Exercise directions:
Reproduce all the entries exactly and keep the pictures out.
* start Given records *
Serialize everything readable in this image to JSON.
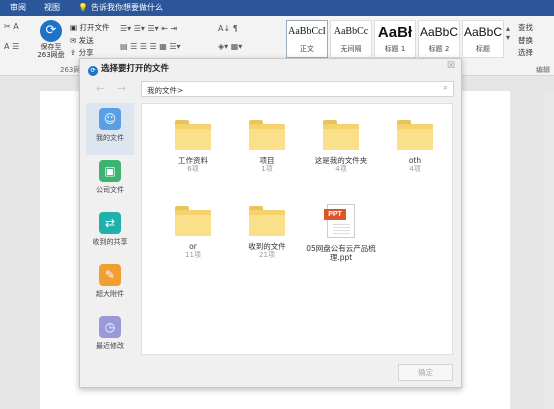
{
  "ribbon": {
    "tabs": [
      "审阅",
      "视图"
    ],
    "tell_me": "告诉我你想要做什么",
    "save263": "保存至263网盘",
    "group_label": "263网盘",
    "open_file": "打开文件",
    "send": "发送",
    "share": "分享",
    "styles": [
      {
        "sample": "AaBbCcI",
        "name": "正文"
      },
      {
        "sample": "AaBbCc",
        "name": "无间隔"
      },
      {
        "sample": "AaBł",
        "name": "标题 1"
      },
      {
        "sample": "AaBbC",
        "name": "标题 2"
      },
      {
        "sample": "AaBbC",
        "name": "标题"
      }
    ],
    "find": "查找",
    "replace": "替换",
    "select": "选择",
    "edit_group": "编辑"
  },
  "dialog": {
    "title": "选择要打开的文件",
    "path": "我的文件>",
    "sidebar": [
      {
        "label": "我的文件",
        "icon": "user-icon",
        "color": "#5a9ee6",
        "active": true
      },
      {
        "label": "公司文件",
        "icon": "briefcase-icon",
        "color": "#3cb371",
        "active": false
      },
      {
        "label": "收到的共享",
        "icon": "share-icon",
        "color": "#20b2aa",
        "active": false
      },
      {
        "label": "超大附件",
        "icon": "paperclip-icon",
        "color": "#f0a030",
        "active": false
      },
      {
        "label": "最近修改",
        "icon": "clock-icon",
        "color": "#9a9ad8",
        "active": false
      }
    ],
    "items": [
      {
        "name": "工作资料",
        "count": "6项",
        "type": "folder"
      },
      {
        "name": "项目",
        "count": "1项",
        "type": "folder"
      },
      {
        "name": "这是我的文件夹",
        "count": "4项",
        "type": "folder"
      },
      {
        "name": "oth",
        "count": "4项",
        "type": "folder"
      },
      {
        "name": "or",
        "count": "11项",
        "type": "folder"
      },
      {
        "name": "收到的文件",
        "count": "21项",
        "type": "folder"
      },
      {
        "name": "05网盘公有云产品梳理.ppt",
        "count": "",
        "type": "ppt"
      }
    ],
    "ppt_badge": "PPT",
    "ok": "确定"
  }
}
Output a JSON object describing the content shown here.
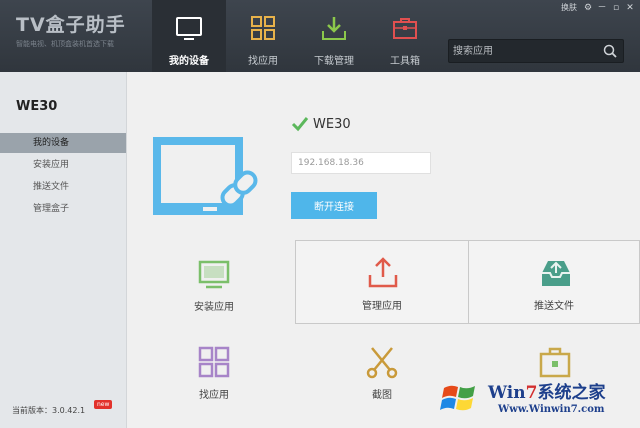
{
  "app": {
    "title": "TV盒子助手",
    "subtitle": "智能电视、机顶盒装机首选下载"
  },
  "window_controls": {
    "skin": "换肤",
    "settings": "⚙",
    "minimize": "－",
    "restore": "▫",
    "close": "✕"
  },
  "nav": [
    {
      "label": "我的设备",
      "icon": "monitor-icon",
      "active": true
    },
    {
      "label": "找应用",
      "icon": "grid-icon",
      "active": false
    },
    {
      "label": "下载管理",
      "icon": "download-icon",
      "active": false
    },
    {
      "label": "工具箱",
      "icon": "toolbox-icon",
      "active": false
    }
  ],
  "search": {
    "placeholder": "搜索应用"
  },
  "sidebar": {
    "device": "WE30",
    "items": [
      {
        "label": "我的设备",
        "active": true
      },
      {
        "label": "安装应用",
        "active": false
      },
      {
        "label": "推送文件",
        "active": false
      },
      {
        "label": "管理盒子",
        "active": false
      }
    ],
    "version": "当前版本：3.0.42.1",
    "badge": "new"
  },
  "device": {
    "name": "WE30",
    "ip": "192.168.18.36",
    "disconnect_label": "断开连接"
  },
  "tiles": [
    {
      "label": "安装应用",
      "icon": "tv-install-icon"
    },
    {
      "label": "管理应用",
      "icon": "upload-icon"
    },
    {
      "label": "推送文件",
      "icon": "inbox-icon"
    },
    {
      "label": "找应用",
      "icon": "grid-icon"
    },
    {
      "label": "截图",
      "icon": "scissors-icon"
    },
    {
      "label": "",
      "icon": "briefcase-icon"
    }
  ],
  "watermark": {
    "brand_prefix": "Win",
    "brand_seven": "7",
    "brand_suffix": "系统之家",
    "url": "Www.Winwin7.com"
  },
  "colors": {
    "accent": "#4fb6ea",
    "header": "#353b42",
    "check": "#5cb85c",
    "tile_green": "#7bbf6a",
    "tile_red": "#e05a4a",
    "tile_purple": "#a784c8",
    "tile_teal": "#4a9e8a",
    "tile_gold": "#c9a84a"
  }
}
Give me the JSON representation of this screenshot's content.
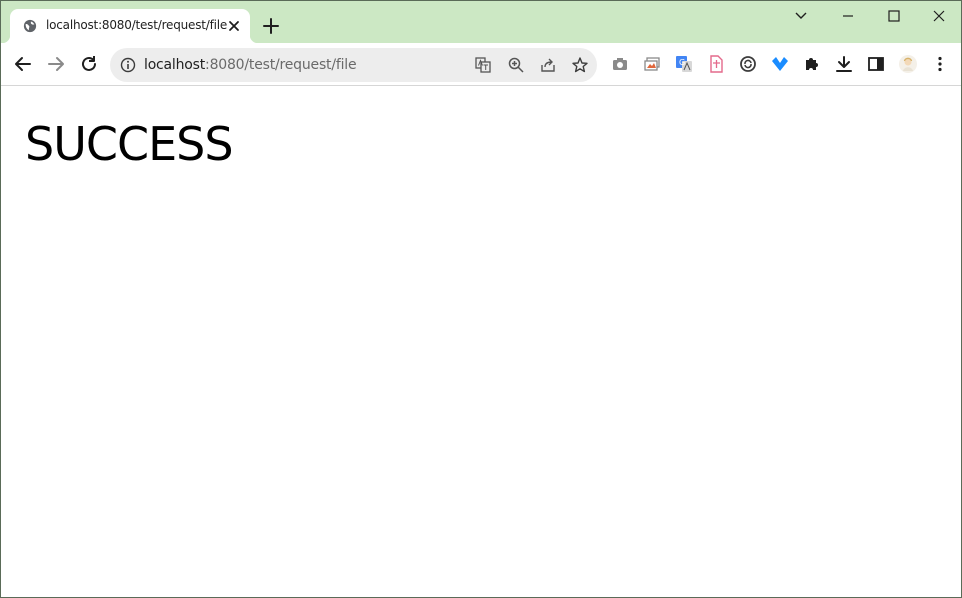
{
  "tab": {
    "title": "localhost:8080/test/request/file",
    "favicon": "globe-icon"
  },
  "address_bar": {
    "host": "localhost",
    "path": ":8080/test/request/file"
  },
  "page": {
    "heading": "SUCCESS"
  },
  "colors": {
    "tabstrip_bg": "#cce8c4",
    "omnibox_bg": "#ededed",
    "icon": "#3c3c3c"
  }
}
* end Given records *
Solution to the exercise:
Serialize everything readable in this image to JSON.
{
  "ribbon": {
    "tabs": [
      "审阅",
      "视图"
    ],
    "tell_me": "告诉我你想要做什么",
    "save263": "保存至263网盘",
    "group_label": "263网盘",
    "open_file": "打开文件",
    "send": "发送",
    "share": "分享",
    "styles": [
      {
        "sample": "AaBbCcI",
        "name": "正文"
      },
      {
        "sample": "AaBbCc",
        "name": "无间隔"
      },
      {
        "sample": "AaBł",
        "name": "标题 1"
      },
      {
        "sample": "AaBbC",
        "name": "标题 2"
      },
      {
        "sample": "AaBbC",
        "name": "标题"
      }
    ],
    "find": "查找",
    "replace": "替换",
    "select": "选择",
    "edit_group": "编辑"
  },
  "dialog": {
    "title": "选择要打开的文件",
    "path": "我的文件>",
    "sidebar": [
      {
        "label": "我的文件",
        "icon": "user-icon",
        "color": "#5a9ee6",
        "active": true
      },
      {
        "label": "公司文件",
        "icon": "briefcase-icon",
        "color": "#3cb371",
        "active": false
      },
      {
        "label": "收到的共享",
        "icon": "share-icon",
        "color": "#20b2aa",
        "active": false
      },
      {
        "label": "超大附件",
        "icon": "paperclip-icon",
        "color": "#f0a030",
        "active": false
      },
      {
        "label": "最近修改",
        "icon": "clock-icon",
        "color": "#9a9ad8",
        "active": false
      }
    ],
    "items": [
      {
        "name": "工作资料",
        "count": "6项",
        "type": "folder"
      },
      {
        "name": "项目",
        "count": "1项",
        "type": "folder"
      },
      {
        "name": "这是我的文件夹",
        "count": "4项",
        "type": "folder"
      },
      {
        "name": "oth",
        "count": "4项",
        "type": "folder"
      },
      {
        "name": "or",
        "count": "11项",
        "type": "folder"
      },
      {
        "name": "收到的文件",
        "count": "21项",
        "type": "folder"
      },
      {
        "name": "05网盘公有云产品梳理.ppt",
        "count": "",
        "type": "ppt"
      }
    ],
    "ppt_badge": "PPT",
    "ok": "确定"
  }
}
Output a JSON object describing the content shown here.
{
  "app": {
    "title": "TV盒子助手",
    "subtitle": "智能电视、机顶盒装机首选下载"
  },
  "window_controls": {
    "skin": "换肤",
    "settings": "⚙",
    "minimize": "－",
    "restore": "▫",
    "close": "✕"
  },
  "nav": [
    {
      "label": "我的设备",
      "icon": "monitor-icon",
      "active": true
    },
    {
      "label": "找应用",
      "icon": "grid-icon",
      "active": false
    },
    {
      "label": "下载管理",
      "icon": "download-icon",
      "active": false
    },
    {
      "label": "工具箱",
      "icon": "toolbox-icon",
      "active": false
    }
  ],
  "search": {
    "placeholder": "搜索应用"
  },
  "sidebar": {
    "device": "WE30",
    "items": [
      {
        "label": "我的设备",
        "active": true
      },
      {
        "label": "安装应用",
        "active": false
      },
      {
        "label": "推送文件",
        "active": false
      },
      {
        "label": "管理盒子",
        "active": false
      }
    ],
    "version": "当前版本：3.0.42.1",
    "badge": "new"
  },
  "device": {
    "name": "WE30",
    "ip": "192.168.18.36",
    "disconnect_label": "断开连接"
  },
  "tiles": [
    {
      "label": "安装应用",
      "icon": "tv-install-icon"
    },
    {
      "label": "管理应用",
      "icon": "upload-icon"
    },
    {
      "label": "推送文件",
      "icon": "inbox-icon"
    },
    {
      "label": "找应用",
      "icon": "grid-icon"
    },
    {
      "label": "截图",
      "icon": "scissors-icon"
    },
    {
      "label": "",
      "icon": "briefcase-icon"
    }
  ],
  "watermark": {
    "brand_prefix": "Win",
    "brand_seven": "7",
    "brand_suffix": "系统之家",
    "url": "Www.Winwin7.com"
  },
  "colors": {
    "accent": "#4fb6ea",
    "header": "#353b42",
    "check": "#5cb85c",
    "tile_green": "#7bbf6a",
    "tile_red": "#e05a4a",
    "tile_purple": "#a784c8",
    "tile_teal": "#4a9e8a",
    "tile_gold": "#c9a84a"
  }
}
Give me the JSON representation of this screenshot's content.
{
  "tab": {
    "title": "localhost:8080/test/request/file",
    "favicon": "globe-icon"
  },
  "address_bar": {
    "host": "localhost",
    "path": ":8080/test/request/file"
  },
  "page": {
    "heading": "SUCCESS"
  },
  "colors": {
    "tabstrip_bg": "#cce8c4",
    "omnibox_bg": "#ededed",
    "icon": "#3c3c3c"
  }
}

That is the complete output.